◆ Exercise instructions
Find every line in the records that holds the string "Abrir". Copy each one.

◆ Data for this exercise

◇ ◇ ◇ ◇ ◇ ◇ ◇

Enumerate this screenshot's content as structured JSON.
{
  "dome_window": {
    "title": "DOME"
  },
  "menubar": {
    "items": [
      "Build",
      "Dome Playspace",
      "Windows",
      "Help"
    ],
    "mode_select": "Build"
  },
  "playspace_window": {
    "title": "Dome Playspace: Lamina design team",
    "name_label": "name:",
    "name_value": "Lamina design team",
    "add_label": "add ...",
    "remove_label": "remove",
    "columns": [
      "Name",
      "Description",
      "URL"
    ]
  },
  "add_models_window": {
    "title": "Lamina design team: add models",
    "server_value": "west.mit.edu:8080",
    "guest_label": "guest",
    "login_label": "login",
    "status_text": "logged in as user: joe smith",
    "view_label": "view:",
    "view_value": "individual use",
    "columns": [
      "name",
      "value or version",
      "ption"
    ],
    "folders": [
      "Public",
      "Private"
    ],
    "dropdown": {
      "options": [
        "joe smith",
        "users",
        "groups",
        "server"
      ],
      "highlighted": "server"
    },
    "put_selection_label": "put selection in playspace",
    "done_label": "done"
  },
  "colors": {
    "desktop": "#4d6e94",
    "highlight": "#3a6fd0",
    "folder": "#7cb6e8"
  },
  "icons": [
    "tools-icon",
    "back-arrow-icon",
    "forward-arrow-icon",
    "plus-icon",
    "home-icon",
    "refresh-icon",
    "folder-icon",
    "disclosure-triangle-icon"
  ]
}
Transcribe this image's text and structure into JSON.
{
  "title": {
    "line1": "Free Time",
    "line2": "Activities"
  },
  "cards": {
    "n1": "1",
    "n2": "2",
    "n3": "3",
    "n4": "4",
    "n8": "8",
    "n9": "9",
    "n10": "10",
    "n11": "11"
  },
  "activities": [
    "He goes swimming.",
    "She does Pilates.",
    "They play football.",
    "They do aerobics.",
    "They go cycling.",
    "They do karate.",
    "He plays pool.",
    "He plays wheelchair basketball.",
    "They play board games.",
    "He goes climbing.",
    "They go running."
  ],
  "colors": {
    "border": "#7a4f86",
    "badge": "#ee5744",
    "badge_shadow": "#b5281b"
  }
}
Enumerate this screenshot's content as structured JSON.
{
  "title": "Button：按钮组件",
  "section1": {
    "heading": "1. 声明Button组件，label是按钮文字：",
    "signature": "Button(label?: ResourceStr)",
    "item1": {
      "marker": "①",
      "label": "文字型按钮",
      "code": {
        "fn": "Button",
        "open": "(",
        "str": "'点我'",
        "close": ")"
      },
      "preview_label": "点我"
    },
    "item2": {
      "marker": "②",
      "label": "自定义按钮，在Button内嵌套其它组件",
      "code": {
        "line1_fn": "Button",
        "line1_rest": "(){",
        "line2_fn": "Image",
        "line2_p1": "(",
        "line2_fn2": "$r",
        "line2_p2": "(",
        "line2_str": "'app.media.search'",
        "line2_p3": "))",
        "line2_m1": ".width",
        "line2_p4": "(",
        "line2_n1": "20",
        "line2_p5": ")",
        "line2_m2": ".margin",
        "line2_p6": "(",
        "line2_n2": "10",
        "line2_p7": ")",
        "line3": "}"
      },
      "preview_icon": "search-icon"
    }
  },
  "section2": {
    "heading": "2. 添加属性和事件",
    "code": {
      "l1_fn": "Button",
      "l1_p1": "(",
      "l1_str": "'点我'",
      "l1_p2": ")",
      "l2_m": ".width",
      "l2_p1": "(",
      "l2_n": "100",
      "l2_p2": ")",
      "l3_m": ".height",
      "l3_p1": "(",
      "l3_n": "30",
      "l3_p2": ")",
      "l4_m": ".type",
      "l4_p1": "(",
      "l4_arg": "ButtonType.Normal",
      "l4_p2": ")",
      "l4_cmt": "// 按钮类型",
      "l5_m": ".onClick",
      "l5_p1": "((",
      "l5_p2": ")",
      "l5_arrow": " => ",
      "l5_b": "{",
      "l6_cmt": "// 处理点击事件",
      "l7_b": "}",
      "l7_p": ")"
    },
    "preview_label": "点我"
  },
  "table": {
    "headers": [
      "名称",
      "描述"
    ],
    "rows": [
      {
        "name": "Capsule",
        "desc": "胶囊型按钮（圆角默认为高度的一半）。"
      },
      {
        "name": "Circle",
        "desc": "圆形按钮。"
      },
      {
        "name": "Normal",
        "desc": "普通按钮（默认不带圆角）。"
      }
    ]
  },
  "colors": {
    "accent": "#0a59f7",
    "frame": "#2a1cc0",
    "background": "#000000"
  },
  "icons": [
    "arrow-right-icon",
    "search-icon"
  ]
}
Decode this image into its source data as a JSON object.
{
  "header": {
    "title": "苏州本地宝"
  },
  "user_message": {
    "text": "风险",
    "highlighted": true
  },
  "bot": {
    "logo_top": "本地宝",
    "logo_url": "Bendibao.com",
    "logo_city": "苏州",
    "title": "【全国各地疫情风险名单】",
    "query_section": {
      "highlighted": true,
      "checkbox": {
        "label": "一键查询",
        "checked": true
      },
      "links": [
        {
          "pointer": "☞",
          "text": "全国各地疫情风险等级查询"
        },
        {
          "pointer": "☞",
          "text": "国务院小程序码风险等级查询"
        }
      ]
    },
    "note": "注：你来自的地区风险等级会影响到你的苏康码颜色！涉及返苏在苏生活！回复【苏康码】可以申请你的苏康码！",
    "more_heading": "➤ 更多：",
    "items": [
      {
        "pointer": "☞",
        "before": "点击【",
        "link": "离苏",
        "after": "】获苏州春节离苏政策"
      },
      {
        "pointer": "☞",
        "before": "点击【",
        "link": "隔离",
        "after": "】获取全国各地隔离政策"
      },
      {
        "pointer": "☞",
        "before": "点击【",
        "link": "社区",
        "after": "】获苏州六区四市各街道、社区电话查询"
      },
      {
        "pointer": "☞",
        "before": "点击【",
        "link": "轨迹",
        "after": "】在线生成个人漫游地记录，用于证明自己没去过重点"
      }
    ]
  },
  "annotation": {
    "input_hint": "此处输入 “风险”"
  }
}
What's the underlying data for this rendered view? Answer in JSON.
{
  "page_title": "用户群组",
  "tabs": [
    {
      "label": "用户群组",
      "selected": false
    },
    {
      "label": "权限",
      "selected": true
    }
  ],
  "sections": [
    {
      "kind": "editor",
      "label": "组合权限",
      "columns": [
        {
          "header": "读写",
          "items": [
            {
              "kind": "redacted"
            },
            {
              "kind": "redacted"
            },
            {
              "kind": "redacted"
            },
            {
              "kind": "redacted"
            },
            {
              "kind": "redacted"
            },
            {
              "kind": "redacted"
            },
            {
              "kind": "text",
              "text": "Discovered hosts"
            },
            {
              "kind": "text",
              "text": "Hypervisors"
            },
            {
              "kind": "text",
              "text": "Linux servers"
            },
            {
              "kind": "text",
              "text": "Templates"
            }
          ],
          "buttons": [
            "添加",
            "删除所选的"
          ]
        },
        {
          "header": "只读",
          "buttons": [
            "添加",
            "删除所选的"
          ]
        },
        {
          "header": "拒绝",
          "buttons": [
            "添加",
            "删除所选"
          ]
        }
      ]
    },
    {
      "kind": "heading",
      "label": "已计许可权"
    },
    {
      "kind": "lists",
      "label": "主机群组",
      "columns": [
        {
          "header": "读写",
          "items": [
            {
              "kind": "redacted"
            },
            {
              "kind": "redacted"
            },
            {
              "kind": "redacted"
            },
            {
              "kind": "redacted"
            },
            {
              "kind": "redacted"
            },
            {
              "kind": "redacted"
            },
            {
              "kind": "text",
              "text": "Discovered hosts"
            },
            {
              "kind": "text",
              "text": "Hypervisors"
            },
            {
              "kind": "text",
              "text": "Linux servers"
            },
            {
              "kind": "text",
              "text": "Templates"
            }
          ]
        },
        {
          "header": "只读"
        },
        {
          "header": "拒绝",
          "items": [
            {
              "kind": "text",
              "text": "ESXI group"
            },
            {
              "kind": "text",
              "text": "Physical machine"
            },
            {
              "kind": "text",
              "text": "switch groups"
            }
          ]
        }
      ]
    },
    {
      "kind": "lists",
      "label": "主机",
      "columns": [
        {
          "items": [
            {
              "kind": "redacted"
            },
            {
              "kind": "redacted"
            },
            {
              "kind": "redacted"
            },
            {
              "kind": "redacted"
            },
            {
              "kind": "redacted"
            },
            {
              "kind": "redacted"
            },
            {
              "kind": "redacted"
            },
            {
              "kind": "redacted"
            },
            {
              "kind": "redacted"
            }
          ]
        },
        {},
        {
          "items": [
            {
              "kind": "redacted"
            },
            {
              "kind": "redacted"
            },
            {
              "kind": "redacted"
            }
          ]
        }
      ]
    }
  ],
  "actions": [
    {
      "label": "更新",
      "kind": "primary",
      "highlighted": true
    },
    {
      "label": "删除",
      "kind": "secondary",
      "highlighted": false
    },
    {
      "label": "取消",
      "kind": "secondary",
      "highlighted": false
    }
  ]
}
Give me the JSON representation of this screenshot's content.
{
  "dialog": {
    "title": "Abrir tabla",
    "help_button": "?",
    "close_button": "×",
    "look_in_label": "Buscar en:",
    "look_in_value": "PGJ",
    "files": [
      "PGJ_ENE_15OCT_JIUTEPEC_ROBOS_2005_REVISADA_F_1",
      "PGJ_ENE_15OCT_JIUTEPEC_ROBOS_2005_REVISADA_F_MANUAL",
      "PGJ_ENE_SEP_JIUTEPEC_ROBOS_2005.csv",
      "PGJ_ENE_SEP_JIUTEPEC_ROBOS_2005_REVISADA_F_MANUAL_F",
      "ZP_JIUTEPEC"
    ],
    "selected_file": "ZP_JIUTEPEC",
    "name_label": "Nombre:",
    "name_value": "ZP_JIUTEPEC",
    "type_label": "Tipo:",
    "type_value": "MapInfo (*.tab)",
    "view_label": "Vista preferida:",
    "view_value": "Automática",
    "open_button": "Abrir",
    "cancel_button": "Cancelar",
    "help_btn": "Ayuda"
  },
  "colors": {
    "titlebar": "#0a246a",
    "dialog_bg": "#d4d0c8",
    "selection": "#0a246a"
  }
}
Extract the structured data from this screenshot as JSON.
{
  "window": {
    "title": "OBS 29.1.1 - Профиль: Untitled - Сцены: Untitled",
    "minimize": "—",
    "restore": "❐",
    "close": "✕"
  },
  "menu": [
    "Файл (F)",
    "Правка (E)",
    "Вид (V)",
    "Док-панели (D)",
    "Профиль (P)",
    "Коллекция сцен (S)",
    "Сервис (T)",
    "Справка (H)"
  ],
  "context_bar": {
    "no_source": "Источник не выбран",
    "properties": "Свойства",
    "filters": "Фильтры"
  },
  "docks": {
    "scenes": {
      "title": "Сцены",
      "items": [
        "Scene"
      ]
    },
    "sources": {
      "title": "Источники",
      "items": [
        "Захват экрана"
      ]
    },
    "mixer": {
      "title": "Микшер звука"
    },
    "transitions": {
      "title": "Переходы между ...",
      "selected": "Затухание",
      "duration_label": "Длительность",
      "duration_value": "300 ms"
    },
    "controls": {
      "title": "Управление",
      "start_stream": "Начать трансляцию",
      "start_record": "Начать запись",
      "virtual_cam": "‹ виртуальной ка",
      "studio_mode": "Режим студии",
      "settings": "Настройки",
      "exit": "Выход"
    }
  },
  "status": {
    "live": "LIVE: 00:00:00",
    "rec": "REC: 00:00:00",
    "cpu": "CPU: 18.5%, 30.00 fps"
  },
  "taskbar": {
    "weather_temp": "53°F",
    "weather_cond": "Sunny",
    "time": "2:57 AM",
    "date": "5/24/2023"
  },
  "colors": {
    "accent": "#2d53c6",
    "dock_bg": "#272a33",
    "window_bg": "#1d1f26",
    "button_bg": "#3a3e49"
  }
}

◇ ◇ ◇ ◇ ◇ ◇ ◇

◆ Answer to this task
    "title": "Abrir tabla",
    "open_button": "Abrir",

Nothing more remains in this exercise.